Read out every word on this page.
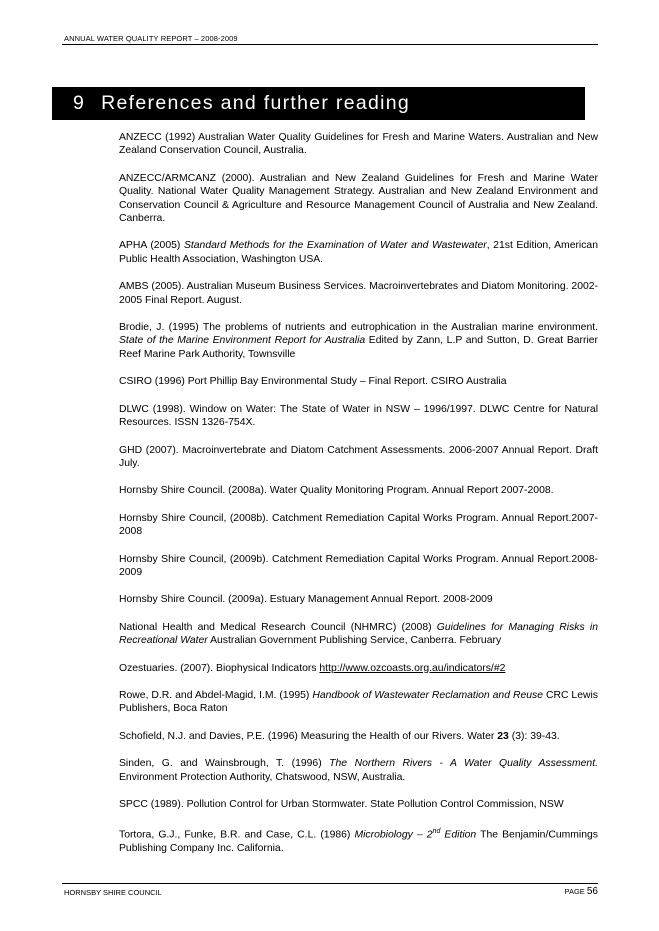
ANNUAL WATER QUALITY REPORT – 2008-2009
9 References and further reading

ANZECC (1992) Australian Water Quality Guidelines for Fresh and Marine Waters. Australian and New Zealand Conservation Council, Australia.

ANZECC/ARMCANZ (2000). Australian and New Zealand Guidelines for Fresh and Marine Water Quality. National Water Quality Management Strategy. Australian and New Zealand Environment and Conservation Council & Agriculture and Resource Management Council of Australia and New Zealand. Canberra.

APHA (2005) Standard Methods for the Examination of Water and Wastewater, 21st Edition, American Public Health Association, Washington USA.

AMBS (2005). Australian Museum Business Services. Macroinvertebrates and Diatom Monitoring. 2002-2005 Final Report. August.

Brodie, J. (1995) The problems of nutrients and eutrophication in the Australian marine environment. State of the Marine Environment Report for Australia Edited by Zann, L.P and Sutton, D. Great Barrier Reef Marine Park Authority, Townsville

CSIRO (1996) Port Phillip Bay Environmental Study – Final Report. CSIRO Australia

DLWC (1998). Window on Water: The State of Water in NSW – 1996/1997. DLWC Centre for Natural Resources. ISSN 1326-754X.

GHD (2007). Macroinvertebrate and Diatom Catchment Assessments. 2006-2007 Annual Report. Draft July.

Hornsby Shire Council. (2008a). Water Quality Monitoring Program. Annual Report 2007-2008.

Hornsby Shire Council, (2008b). Catchment Remediation Capital Works Program. Annual Report.2007-2008

Hornsby Shire Council, (2009b). Catchment Remediation Capital Works Program. Annual Report.2008-2009

Hornsby Shire Council. (2009a). Estuary Management Annual Report. 2008-2009

National Health and Medical Research Council (NHMRC) (2008) Guidelines for Managing Risks in Recreational Water Australian Government Publishing Service, Canberra. February

Ozestuaries. (2007). Biophysical Indicators http://www.ozcoasts.org.au/indicators/#2

Rowe, D.R. and Abdel-Magid, I.M. (1995) Handbook of Wastewater Reclamation and Reuse CRC Lewis Publishers, Boca Raton

Schofield, N.J. and Davies, P.E. (1996) Measuring the Health of our Rivers. Water 23 (3): 39-43.

Sinden, G. and Wainsbrough, T. (1996) The Northern Rivers - A Water Quality Assessment. Environment Protection Authority, Chatswood, NSW, Australia.

SPCC (1989). Pollution Control for Urban Stormwater. State Pollution Control Commission, NSW

Tortora, G.J., Funke, B.R. and Case, C.L. (1986) Microbiology – 2nd Edition The Benjamin/Cummings Publishing Company Inc. California.

HORNSBY SHIRE COUNCIL	PAGE 56
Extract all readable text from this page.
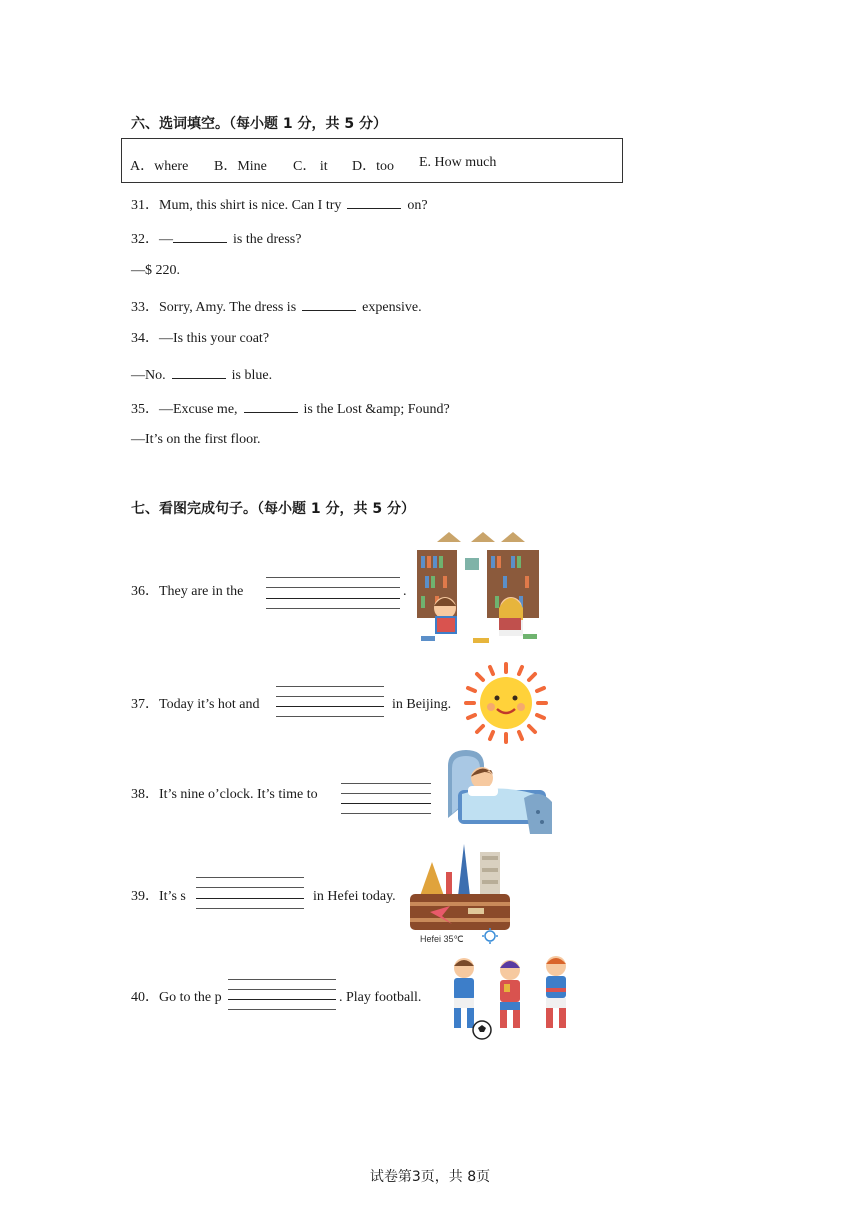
六、选词填空。（每小题 1 分，共 5 分）
A．where B．Mine C． it D．too E. How much
31．Mum, this shirt is nice. Can I try	on?
32．—	is the dress?
—$ 220.
33．Sorry, Amy. The dress is	expensive.
34．—Is this your coat?
—No.	is blue.
35．—Excuse me,	is the Lost &amp; Found?
—It’s on the first floor.
七、看图完成句子。（每小题 1 分，共 5 分）
36．They are in the	.
37．Today it’s hot and	in Beijing.
38．It’s nine o’clock. It’s time to
39．It’s s	in Hefei today.
Hefei 35℃
40．Go to the p	. Play football.
试卷第3页，共 8页
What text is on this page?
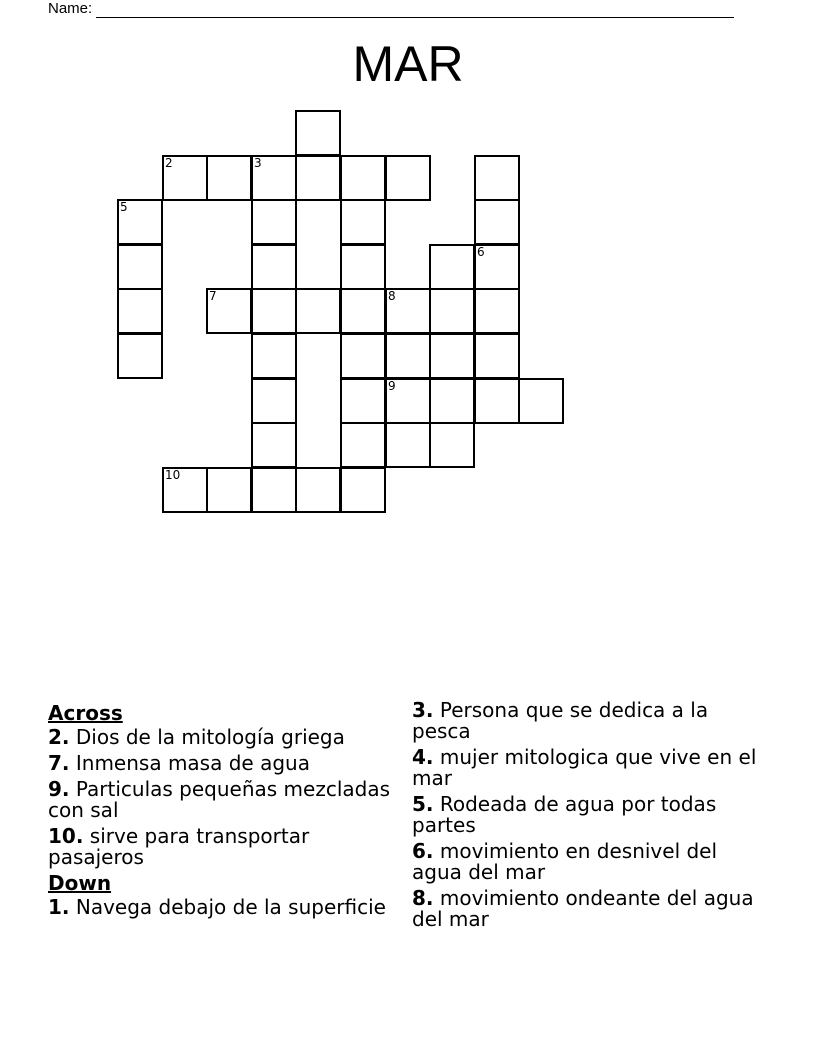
Name:
MAR
2	3
5
6
7	8
9
10
Across
2. Dios de la mitología griega
7. Inmensa masa de agua
9. Particulas pequeñas mezcladas con sal
10. sirve para transportar pasajeros
Down
1. Navega debajo de la superficie
3. Persona que se dedica a la pesca
4. mujer mitologica que vive en el mar
5. Rodeada de agua por todas partes
6. movimiento en desnivel del agua del mar
8. movimiento ondeante del agua del mar
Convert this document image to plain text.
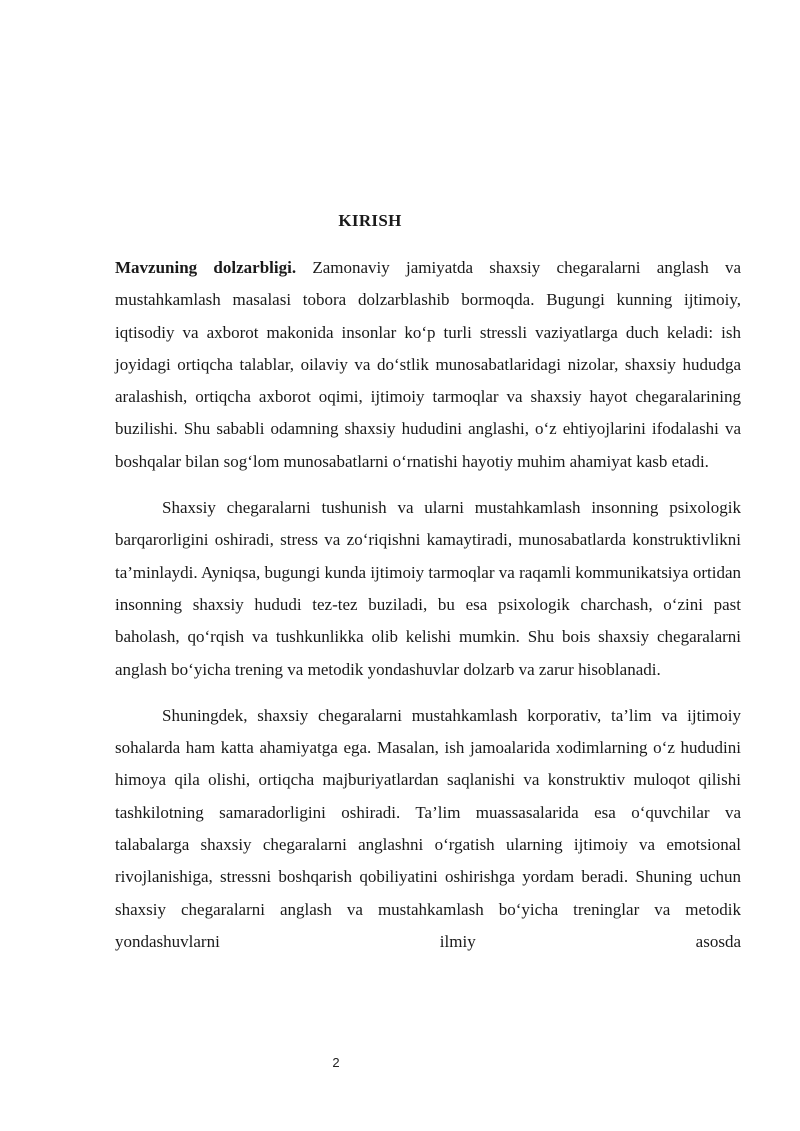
KIRISH

Mavzuning dolzarbligi. Zamonaviy jamiyatda shaxsiy chegaralarni anglash va mustahkamlash masalasi tobora dolzarblashib bormoqda. Bugungi kunning ijtimoiy, iqtisodiy va axborot makonida insonlar ko‘p turli stressli vaziyatlarga duch keladi: ish joyidagi ortiqcha talablar, oilaviy va do‘stlik munosabatlaridagi nizolar, shaxsiy hududga aralashish, ortiqcha axborot oqimi, ijtimoiy tarmoqlar va shaxsiy hayot chegaralarining buzilishi. Shu sababli odamning shaxsiy hududini anglashi, o‘z ehtiyojlarini ifodalashi va boshqalar bilan sog‘lom munosabatlarni o‘rnatishi hayotiy muhim ahamiyat kasb etadi.

Shaxsiy chegaralarni tushunish va ularni mustahkamlash insonning psixologik barqarorligini oshiradi, stress va zo‘riqishni kamaytiradi, munosabatlarda konstruktivlikni ta’minlaydi. Ayniqsa, bugungi kunda ijtimoiy tarmoqlar va raqamli kommunikatsiya ortidan insonning shaxsiy hududi tez-tez buziladi, bu esa psixologik charchash, o‘zini past baholash, qo‘rqish va tushkunlikka olib kelishi mumkin. Shu bois shaxsiy chegaralarni anglash bo‘yicha trening va metodik yondashuvlar dolzarb va zarur hisoblanadi.

Shuningdek, shaxsiy chegaralarni mustahkamlash korporativ, ta’lim va ijtimoiy sohalarda ham katta ahamiyatga ega. Masalan, ish jamoalarida xodimlarning o‘z hududini himoya qila olishi, ortiqcha majburiyatlardan saqlanishi va konstruktiv muloqot qilishi tashkilotning samaradorligini oshiradi. Ta’lim muassasalarida esa o‘quvchilar va talabalarga shaxsiy chegaralarni anglashni o‘rgatish ularning ijtimoiy va emotsional rivojlanishiga, stressni boshqarish qobiliyatini oshirishga yordam beradi. Shuning uchun shaxsiy chegaralarni anglash va mustahkamlash bo‘yicha treninglar va metodik yondashuvlarni ilmiy asosda

2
- - - - -
▶ _Request_: Of the lines in the data, how many hold the string "Conservation"? State the number, nothing else.

▶ _Right answer_: 2